# [Written exercise]
Select, from the material below, each line with "Strategic" in it.

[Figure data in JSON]
<<<<
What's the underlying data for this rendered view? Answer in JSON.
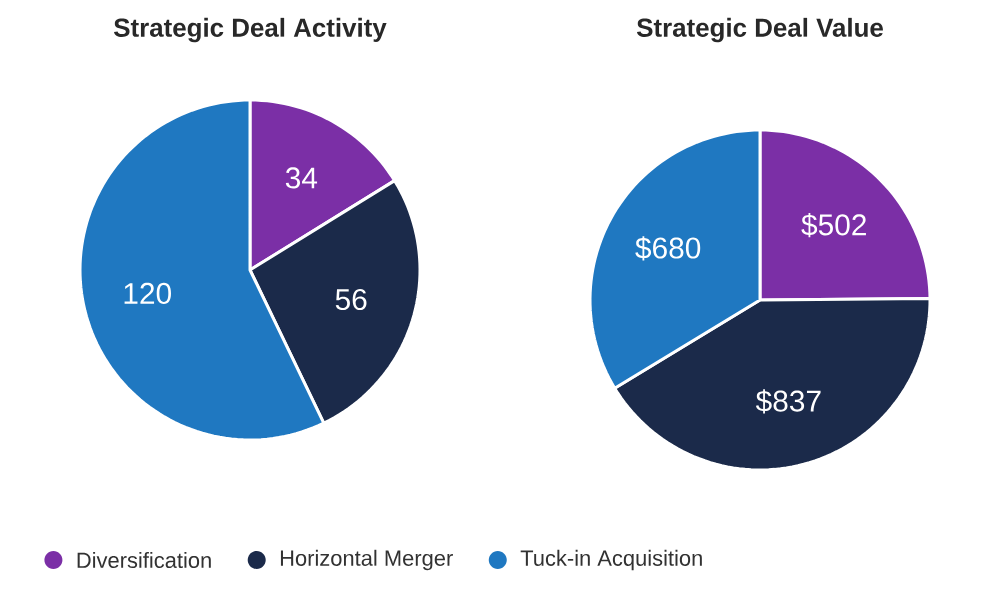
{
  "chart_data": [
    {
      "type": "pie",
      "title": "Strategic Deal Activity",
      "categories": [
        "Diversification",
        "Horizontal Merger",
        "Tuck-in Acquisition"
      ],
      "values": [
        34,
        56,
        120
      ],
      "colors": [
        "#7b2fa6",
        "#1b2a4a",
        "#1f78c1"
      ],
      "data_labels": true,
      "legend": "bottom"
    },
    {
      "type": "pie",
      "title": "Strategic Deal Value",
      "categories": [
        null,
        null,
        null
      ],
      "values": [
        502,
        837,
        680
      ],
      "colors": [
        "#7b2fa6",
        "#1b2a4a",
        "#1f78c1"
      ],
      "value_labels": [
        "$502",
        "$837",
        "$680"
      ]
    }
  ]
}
>>>>
<<<<
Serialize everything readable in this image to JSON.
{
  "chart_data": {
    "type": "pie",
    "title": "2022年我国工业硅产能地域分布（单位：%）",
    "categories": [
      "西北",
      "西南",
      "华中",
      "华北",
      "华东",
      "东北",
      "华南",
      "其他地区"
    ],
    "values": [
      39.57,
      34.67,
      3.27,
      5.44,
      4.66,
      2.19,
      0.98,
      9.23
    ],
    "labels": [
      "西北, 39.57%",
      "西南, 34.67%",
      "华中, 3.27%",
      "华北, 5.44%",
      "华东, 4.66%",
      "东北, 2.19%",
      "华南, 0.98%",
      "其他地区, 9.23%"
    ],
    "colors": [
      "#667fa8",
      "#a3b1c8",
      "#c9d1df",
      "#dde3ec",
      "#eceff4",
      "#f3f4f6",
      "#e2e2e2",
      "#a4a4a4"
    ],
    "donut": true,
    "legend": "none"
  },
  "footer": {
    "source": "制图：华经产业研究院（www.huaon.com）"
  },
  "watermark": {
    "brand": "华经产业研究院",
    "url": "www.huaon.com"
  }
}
>>>>
# [The output]
      "title": "Strategic Deal Activity",
      "title": "Strategic Deal Value",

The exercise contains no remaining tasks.